___ QUOTED PASSAGE ___
In sum, the Supreme Court’s decision recognizes the significance of an individual’s expectation of privacy in content stored on or accessible through mobile phones in a way that creates the potential for many spillover effects into other contexts—such as the collection, storage and brokering of a user’s web browsing or other digital data without clear user consent to do so.
Application to Individuals
For clients facing white collar investigations by the U.S. Department of Justice or another law enforcement agency, this decision may mean they will be better able to object to providing data stored on mobile devices. As a practical matter, however, clients often seek to be cooperative, so they likely would consent in any event. By contrast, in situations where company representatives or individual executives may be facing imminent arrest, they should consult with an experienced white collar defense lawyer before offering law enforcement officers statements or consent to search a mobile device. One can always decide to cooperate after consulting with counsel, but it may be impossible to undo damage caused by a statement made or search consent given before such consultation has occurred. In addition, to the extent the law enforcement officer seeks to invoke one of the “exemptions” addressed by the Supreme Court’s decision, the executive or company representative who is under arrest should ask the officer to simply secure the phone without accessing its contents until he or she can consult with a lawyer about giving search consent. To the extent the officer insists upon taking steps designed to ensure future access (e.g., disabling the auto-lock feature), the executive should request that the officer take all such actions only while the executive is watching, to ensure the actions taken indeed are limited to those necessary to accomplish the stated purpose.
___ PROVIDED MATERIAL ___
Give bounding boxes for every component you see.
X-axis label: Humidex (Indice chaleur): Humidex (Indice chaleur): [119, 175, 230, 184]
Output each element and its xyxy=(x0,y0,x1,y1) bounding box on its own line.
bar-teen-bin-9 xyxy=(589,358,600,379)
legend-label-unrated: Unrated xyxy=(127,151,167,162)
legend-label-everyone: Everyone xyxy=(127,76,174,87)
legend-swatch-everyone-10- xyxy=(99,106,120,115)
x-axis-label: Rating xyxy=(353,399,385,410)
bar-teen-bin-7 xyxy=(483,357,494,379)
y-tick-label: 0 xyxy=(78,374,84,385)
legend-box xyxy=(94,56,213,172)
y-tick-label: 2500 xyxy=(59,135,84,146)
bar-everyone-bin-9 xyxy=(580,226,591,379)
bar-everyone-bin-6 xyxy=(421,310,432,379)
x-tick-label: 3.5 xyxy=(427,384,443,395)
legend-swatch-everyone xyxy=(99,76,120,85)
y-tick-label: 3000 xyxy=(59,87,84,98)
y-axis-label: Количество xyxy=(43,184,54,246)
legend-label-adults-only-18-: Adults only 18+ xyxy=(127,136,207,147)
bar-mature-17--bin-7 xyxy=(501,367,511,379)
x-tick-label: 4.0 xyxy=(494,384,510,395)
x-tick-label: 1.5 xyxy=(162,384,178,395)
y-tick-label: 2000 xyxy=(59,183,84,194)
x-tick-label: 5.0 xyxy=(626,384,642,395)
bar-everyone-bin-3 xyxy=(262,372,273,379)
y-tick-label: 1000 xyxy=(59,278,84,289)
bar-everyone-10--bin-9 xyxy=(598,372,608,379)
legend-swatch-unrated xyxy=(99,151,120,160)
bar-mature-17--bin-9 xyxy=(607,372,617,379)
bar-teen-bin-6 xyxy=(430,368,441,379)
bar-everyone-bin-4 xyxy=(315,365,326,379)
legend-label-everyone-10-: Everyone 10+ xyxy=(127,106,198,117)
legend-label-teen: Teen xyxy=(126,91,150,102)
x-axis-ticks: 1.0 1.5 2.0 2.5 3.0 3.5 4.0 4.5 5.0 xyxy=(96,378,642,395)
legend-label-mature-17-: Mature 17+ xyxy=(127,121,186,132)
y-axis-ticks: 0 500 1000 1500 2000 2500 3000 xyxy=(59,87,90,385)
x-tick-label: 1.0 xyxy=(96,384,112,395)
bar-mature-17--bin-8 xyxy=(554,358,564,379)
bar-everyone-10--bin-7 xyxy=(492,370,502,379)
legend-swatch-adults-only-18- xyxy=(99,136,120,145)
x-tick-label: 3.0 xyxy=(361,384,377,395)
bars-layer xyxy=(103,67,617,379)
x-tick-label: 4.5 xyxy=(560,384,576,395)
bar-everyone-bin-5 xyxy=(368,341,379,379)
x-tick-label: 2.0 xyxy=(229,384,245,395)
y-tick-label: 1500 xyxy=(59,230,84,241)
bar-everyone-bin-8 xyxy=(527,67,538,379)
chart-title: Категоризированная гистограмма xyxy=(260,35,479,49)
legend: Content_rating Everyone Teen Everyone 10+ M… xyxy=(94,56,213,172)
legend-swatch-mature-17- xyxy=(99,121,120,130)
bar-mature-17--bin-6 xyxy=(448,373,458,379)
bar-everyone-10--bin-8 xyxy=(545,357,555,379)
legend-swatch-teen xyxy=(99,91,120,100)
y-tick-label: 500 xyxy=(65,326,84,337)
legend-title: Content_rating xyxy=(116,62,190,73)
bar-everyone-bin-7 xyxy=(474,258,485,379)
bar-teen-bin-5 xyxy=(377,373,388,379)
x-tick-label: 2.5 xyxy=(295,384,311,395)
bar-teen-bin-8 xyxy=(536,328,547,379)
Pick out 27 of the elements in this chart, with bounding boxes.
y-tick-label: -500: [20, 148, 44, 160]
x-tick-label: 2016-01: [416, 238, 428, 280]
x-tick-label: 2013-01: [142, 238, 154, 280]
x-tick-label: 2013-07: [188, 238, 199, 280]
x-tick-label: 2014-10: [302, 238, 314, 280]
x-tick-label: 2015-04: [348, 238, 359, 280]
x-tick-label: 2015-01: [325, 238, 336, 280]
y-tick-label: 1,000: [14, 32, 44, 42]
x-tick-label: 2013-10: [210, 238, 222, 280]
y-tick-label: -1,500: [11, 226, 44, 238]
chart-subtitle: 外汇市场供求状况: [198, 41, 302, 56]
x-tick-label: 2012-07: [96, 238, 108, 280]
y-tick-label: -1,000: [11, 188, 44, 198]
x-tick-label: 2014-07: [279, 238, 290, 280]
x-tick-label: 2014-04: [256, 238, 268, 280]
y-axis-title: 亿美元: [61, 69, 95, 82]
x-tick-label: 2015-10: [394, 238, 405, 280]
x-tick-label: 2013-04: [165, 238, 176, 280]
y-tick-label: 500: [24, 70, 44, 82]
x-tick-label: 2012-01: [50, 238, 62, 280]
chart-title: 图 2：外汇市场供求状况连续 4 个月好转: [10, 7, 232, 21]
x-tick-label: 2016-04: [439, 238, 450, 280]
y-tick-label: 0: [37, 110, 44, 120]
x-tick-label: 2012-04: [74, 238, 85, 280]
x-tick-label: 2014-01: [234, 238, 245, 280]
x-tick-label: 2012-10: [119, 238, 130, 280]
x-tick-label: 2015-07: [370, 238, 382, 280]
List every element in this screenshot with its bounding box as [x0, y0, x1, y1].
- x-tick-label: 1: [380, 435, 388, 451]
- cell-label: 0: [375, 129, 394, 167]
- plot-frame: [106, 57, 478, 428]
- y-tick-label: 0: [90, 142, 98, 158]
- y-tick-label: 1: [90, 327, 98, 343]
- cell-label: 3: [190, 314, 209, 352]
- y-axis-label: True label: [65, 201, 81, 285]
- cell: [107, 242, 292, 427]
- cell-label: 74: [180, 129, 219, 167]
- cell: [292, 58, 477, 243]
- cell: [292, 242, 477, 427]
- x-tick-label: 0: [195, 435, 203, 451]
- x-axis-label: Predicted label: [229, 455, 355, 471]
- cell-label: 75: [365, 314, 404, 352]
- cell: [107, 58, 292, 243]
___
Pick up the passage above on the Supreme Court's mobile phone privacy decision and continue it from its last sentence.

- [ANSWER SPACE]
Application to Employers
Given that the Supreme Court’s decision is grounded in the Fourth Amendment, some may argue that it is not directly applicable to the private workplace context. However, federal courts historically have been willing to rely upon Fourth Amendment precedent when deciding analogous issues in the private employment context, particularly in cases where there may be little other relevant precedent. As a result, because this decision clearly signals a more pro-privacy approach to mobile device use, employers should re-examine their current policies that address employees’ use of mobile devices. At a minimum, employers should have policies that clearly spell out expectations with respect to privacy and mobile phone use and that address procedures for commonly encountered workplace issues, including dual-use devices (those that are used for both personal and business use), reviewing mobile device contents in connection with internal investigations, activating litigation holds, and procedures for handling mobile devices and their contents in cases of departing employees.
Finally, when it comes to inspections and monitoring of mobile devices in the workplace, in light of the Supreme Court’s decision, employers should:
- Consider providing clear notice to employees regarding the potential for inspections and monitoring of mobile devices used for work
- Ensure they have defensible and legitimate business interests in conducting the monitoring (similar to law enforcement having legitimate interests in conducting permissible searches)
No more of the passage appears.